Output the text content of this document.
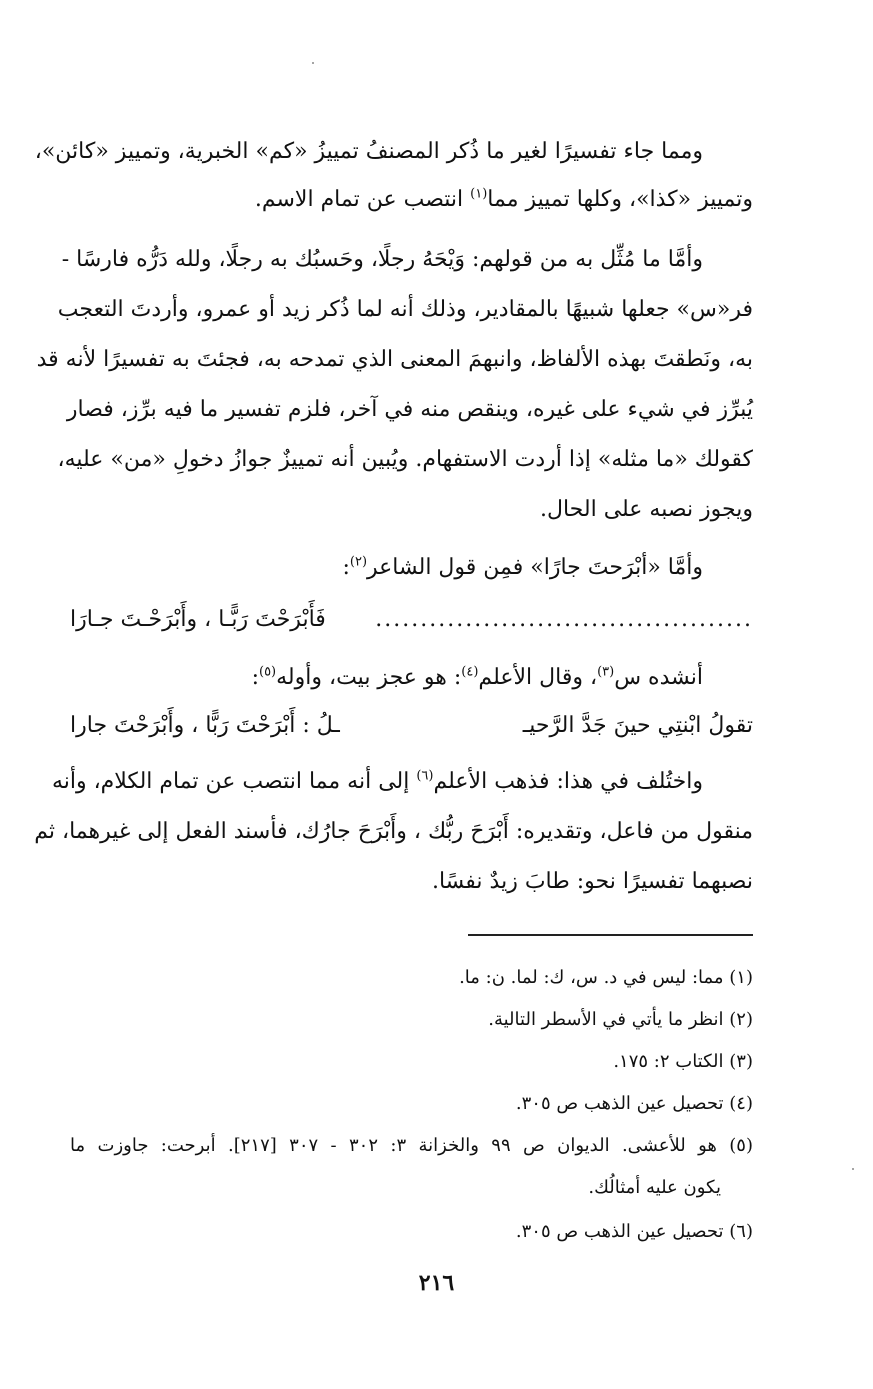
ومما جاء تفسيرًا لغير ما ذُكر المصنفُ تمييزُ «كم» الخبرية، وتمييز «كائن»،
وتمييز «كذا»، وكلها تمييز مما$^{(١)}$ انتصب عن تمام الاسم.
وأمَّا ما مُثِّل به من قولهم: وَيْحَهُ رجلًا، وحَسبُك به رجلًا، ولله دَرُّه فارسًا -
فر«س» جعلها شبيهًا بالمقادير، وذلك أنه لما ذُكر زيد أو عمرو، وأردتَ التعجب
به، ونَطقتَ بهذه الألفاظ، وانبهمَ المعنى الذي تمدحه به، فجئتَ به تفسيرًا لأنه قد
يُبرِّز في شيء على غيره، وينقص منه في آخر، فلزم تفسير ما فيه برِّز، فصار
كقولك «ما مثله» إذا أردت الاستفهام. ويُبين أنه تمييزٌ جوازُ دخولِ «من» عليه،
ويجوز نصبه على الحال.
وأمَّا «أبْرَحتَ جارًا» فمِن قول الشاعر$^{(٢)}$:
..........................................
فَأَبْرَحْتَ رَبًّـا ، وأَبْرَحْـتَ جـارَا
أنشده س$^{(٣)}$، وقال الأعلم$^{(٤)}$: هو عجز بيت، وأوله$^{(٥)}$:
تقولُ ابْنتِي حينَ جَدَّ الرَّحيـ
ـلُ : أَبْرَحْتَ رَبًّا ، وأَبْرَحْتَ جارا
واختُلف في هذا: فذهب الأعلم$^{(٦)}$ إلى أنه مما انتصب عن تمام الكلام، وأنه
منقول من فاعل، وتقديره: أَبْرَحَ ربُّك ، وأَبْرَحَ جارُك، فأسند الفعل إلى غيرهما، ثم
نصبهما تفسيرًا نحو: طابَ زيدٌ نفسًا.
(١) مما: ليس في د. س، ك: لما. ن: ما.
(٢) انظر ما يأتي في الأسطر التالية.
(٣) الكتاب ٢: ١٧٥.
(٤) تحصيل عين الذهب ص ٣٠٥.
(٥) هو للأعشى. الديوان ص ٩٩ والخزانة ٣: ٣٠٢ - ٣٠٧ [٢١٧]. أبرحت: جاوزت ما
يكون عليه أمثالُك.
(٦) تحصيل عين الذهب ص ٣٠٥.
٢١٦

##############################

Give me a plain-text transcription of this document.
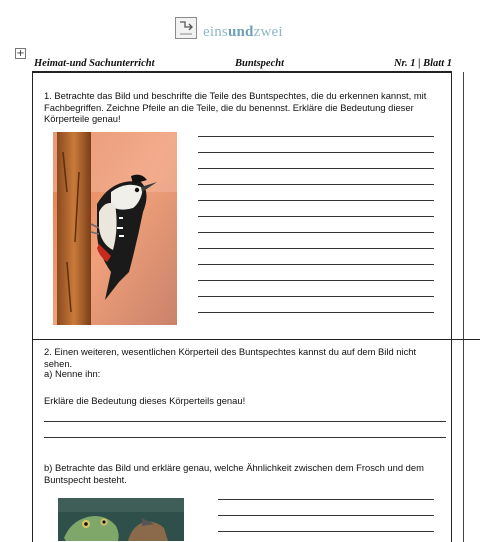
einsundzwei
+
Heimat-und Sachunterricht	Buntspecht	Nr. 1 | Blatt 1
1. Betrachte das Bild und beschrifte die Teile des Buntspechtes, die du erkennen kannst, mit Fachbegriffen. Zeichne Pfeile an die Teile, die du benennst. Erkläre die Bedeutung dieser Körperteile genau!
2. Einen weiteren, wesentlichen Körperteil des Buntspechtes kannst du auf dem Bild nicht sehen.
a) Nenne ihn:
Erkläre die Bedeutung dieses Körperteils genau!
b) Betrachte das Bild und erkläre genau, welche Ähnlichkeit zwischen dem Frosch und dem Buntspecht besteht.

##############################

What you are asked to do
Search the data for the string "Buntspechtes". List each line that has it.

Final result
1. Betrachte das Bild und beschrifte die Teile des Buntspechtes, die du erkennen kannst, mit Fachbegriffen. Zeichne Pfeile an die Teile, die du benennst. Erkläre die Bedeutung dieser Körperteile genau!
2. Einen weiteren, wesentlichen Körperteil des Buntspechtes kannst du auf dem Bild nicht sehen.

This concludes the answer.